== PROMPT ==
Repeat all of the material exactly as given.

== INPUT FOR THIS TASK ==

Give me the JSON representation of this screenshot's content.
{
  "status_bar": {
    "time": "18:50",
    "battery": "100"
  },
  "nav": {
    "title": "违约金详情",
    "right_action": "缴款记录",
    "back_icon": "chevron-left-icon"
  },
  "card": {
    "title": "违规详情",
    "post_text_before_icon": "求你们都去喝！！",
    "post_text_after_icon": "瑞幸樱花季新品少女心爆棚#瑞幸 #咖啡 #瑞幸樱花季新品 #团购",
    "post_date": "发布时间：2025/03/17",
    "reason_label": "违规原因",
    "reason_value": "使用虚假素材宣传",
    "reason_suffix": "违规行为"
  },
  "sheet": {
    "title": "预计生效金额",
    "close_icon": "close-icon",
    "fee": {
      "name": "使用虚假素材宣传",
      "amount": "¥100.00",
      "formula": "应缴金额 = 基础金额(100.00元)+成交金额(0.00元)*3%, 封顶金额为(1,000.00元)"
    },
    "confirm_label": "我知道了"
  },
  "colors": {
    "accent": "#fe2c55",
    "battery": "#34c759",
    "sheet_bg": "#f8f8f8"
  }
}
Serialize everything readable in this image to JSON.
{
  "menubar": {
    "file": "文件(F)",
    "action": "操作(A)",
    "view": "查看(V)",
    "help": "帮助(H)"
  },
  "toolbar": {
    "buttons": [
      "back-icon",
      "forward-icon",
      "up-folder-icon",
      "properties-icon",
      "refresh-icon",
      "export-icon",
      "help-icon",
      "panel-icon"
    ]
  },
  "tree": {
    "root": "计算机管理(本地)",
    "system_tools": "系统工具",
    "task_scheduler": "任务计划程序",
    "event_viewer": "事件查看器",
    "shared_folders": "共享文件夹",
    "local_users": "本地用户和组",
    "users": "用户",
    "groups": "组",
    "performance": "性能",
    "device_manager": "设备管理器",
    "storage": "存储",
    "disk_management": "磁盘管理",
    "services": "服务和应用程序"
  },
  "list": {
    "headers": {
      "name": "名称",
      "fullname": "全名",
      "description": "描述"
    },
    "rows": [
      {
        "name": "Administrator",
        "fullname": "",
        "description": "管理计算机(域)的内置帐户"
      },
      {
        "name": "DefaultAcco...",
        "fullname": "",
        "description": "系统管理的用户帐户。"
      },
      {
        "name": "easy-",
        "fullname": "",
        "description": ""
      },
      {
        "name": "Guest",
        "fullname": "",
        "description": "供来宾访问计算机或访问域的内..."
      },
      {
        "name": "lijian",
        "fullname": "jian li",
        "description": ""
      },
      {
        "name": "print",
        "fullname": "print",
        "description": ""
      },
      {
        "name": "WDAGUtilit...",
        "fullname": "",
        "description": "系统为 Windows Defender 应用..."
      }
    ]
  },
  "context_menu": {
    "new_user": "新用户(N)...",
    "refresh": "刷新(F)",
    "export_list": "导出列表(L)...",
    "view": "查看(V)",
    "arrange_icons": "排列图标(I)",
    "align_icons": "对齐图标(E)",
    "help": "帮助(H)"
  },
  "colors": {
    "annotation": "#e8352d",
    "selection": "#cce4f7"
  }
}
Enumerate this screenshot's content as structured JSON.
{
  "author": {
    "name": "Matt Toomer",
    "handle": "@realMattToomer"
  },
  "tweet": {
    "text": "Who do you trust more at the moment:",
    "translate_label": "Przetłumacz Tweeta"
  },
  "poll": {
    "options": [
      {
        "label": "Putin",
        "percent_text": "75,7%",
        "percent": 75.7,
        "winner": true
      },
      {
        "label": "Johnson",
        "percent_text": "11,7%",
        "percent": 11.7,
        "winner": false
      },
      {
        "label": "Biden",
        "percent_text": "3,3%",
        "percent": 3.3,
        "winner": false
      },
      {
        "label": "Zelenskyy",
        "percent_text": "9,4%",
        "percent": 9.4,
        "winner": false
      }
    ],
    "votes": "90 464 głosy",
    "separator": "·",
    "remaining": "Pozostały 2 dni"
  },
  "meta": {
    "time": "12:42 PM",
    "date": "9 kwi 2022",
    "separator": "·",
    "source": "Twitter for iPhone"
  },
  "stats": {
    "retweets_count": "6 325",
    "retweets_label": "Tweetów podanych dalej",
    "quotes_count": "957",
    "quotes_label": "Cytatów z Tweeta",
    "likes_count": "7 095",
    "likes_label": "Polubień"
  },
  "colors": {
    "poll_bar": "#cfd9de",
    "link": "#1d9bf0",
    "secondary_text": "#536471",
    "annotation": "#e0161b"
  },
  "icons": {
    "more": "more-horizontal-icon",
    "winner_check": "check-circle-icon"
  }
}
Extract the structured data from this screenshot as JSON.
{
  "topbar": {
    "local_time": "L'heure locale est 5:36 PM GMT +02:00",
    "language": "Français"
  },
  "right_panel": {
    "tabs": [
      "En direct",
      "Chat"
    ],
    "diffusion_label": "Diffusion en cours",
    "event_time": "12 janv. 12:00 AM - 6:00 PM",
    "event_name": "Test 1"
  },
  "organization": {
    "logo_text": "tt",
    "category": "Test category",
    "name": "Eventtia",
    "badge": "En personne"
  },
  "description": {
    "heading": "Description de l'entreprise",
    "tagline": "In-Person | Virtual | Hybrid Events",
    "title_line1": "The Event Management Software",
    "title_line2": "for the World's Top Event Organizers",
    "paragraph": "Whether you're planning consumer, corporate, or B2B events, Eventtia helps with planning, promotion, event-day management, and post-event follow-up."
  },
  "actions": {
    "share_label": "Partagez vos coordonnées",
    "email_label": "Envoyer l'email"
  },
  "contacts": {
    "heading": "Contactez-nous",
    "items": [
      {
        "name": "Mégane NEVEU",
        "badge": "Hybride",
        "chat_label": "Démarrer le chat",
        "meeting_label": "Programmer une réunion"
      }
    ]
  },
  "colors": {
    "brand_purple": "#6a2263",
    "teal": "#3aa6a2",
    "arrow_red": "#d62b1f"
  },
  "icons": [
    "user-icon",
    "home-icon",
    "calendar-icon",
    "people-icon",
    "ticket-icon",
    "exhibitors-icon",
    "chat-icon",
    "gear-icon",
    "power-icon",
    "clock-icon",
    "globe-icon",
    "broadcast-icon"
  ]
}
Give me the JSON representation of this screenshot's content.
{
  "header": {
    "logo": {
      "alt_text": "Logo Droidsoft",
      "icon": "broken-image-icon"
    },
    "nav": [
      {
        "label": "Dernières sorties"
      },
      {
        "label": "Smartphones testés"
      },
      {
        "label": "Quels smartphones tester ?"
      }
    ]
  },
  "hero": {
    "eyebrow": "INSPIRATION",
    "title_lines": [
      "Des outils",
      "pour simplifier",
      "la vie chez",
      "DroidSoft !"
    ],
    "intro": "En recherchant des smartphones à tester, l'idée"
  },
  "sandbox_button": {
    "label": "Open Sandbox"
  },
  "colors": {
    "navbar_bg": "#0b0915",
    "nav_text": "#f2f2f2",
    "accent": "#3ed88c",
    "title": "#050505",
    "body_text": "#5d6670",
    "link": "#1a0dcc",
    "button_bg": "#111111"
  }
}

== FINISHED ANSWER ==
Give me the JSON representation of this screenshot's content.
{
  "status_bar": {
    "time": "18:50",
    "battery": "100"
  },
  "nav": {
    "title": "违约金详情",
    "right_action": "缴款记录",
    "back_icon": "chevron-left-icon"
  },
  "card": {
    "title": "违规详情",
    "post_text_before_icon": "求你们都去喝！！",
    "post_text_after_icon": "瑞幸樱花季新品少女心爆棚#瑞幸 #咖啡 #瑞幸樱花季新品 #团购",
    "post_date": "发布时间：2025/03/17",
    "reason_label": "违规原因",
    "reason_value": "使用虚假素材宣传",
    "reason_suffix": "违规行为"
  },
  "sheet": {
    "title": "预计生效金额",
    "close_icon": "close-icon",
    "fee": {
      "name": "使用虚假素材宣传",
      "amount": "¥100.00",
      "formula": "应缴金额 = 基础金额(100.00元)+成交金额(0.00元)*3%, 封顶金额为(1,000.00元)"
    },
    "confirm_label": "我知道了"
  },
  "colors": {
    "accent": "#fe2c55",
    "battery": "#34c759",
    "sheet_bg": "#f8f8f8"
  }
}
Serialize everything readable in this image to JSON.
{
  "menubar": {
    "file": "文件(F)",
    "action": "操作(A)",
    "view": "查看(V)",
    "help": "帮助(H)"
  },
  "toolbar": {
    "buttons": [
      "back-icon",
      "forward-icon",
      "up-folder-icon",
      "properties-icon",
      "refresh-icon",
      "export-icon",
      "help-icon",
      "panel-icon"
    ]
  },
  "tree": {
    "root": "计算机管理(本地)",
    "system_tools": "系统工具",
    "task_scheduler": "任务计划程序",
    "event_viewer": "事件查看器",
    "shared_folders": "共享文件夹",
    "local_users": "本地用户和组",
    "users": "用户",
    "groups": "组",
    "performance": "性能",
    "device_manager": "设备管理器",
    "storage": "存储",
    "disk_management": "磁盘管理",
    "services": "服务和应用程序"
  },
  "list": {
    "headers": {
      "name": "名称",
      "fullname": "全名",
      "description": "描述"
    },
    "rows": [
      {
        "name": "Administrator",
        "fullname": "",
        "description": "管理计算机(域)的内置帐户"
      },
      {
        "name": "DefaultAcco...",
        "fullname": "",
        "description": "系统管理的用户帐户。"
      },
      {
        "name": "easy-",
        "fullname": "",
        "description": ""
      },
      {
        "name": "Guest",
        "fullname": "",
        "description": "供来宾访问计算机或访问域的内..."
      },
      {
        "name": "lijian",
        "fullname": "jian li",
        "description": ""
      },
      {
        "name": "print",
        "fullname": "print",
        "description": ""
      },
      {
        "name": "WDAGUtilit...",
        "fullname": "",
        "description": "系统为 Windows Defender 应用..."
      }
    ]
  },
  "context_menu": {
    "new_user": "新用户(N)...",
    "refresh": "刷新(F)",
    "export_list": "导出列表(L)...",
    "view": "查看(V)",
    "arrange_icons": "排列图标(I)",
    "align_icons": "对齐图标(E)",
    "help": "帮助(H)"
  },
  "colors": {
    "annotation": "#e8352d",
    "selection": "#cce4f7"
  }
}
Enumerate this screenshot's content as structured JSON.
{
  "author": {
    "name": "Matt Toomer",
    "handle": "@realMattToomer"
  },
  "tweet": {
    "text": "Who do you trust more at the moment:",
    "translate_label": "Przetłumacz Tweeta"
  },
  "poll": {
    "options": [
      {
        "label": "Putin",
        "percent_text": "75,7%",
        "percent": 75.7,
        "winner": true
      },
      {
        "label": "Johnson",
        "percent_text": "11,7%",
        "percent": 11.7,
        "winner": false
      },
      {
        "label": "Biden",
        "percent_text": "3,3%",
        "percent": 3.3,
        "winner": false
      },
      {
        "label": "Zelenskyy",
        "percent_text": "9,4%",
        "percent": 9.4,
        "winner": false
      }
    ],
    "votes": "90 464 głosy",
    "separator": "·",
    "remaining": "Pozostały 2 dni"
  },
  "meta": {
    "time": "12:42 PM",
    "date": "9 kwi 2022",
    "separator": "·",
    "source": "Twitter for iPhone"
  },
  "stats": {
    "retweets_count": "6 325",
    "retweets_label": "Tweetów podanych dalej",
    "quotes_count": "957",
    "quotes_label": "Cytatów z Tweeta",
    "likes_count": "7 095",
    "likes_label": "Polubień"
  },
  "colors": {
    "poll_bar": "#cfd9de",
    "link": "#1d9bf0",
    "secondary_text": "#536471",
    "annotation": "#e0161b"
  },
  "icons": {
    "more": "more-horizontal-icon",
    "winner_check": "check-circle-icon"
  }
}
Extract the structured data from this screenshot as JSON.
{
  "topbar": {
    "local_time": "L'heure locale est 5:36 PM GMT +02:00",
    "language": "Français"
  },
  "right_panel": {
    "tabs": [
      "En direct",
      "Chat"
    ],
    "diffusion_label": "Diffusion en cours",
    "event_time": "12 janv. 12:00 AM - 6:00 PM",
    "event_name": "Test 1"
  },
  "organization": {
    "logo_text": "tt",
    "category": "Test category",
    "name": "Eventtia",
    "badge": "En personne"
  },
  "description": {
    "heading": "Description de l'entreprise",
    "tagline": "In-Person | Virtual | Hybrid Events",
    "title_line1": "The Event Management Software",
    "title_line2": "for the World's Top Event Organizers",
    "paragraph": "Whether you're planning consumer, corporate, or B2B events, Eventtia helps with planning, promotion, event-day management, and post-event follow-up."
  },
  "actions": {
    "share_label": "Partagez vos coordonnées",
    "email_label": "Envoyer l'email"
  },
  "contacts": {
    "heading": "Contactez-nous",
    "items": [
      {
        "name": "Mégane NEVEU",
        "badge": "Hybride",
        "chat_label": "Démarrer le chat",
        "meeting_label": "Programmer une réunion"
      }
    ]
  },
  "colors": {
    "brand_purple": "#6a2263",
    "teal": "#3aa6a2",
    "arrow_red": "#d62b1f"
  },
  "icons": [
    "user-icon",
    "home-icon",
    "calendar-icon",
    "people-icon",
    "ticket-icon",
    "exhibitors-icon",
    "chat-icon",
    "gear-icon",
    "power-icon",
    "clock-icon",
    "globe-icon",
    "broadcast-icon"
  ]
}
Give me the JSON representation of this screenshot's content.
{
  "header": {
    "logo": {
      "alt_text": "Logo Droidsoft",
      "icon": "broken-image-icon"
    },
    "nav": [
      {
        "label": "Dernières sorties"
      },
      {
        "label": "Smartphones testés"
      },
      {
        "label": "Quels smartphones tester ?"
      }
    ]
  },
  "hero": {
    "eyebrow": "INSPIRATION",
    "title_lines": [
      "Des outils",
      "pour simplifier",
      "la vie chez",
      "DroidSoft !"
    ],
    "intro": "En recherchant des smartphones à tester, l'idée"
  },
  "sandbox_button": {
    "label": "Open Sandbox"
  },
  "colors": {
    "navbar_bg": "#0b0915",
    "nav_text": "#f2f2f2",
    "accent": "#3ed88c",
    "title": "#050505",
    "body_text": "#5d6670",
    "link": "#1a0dcc",
    "button_bg": "#111111"
  }
}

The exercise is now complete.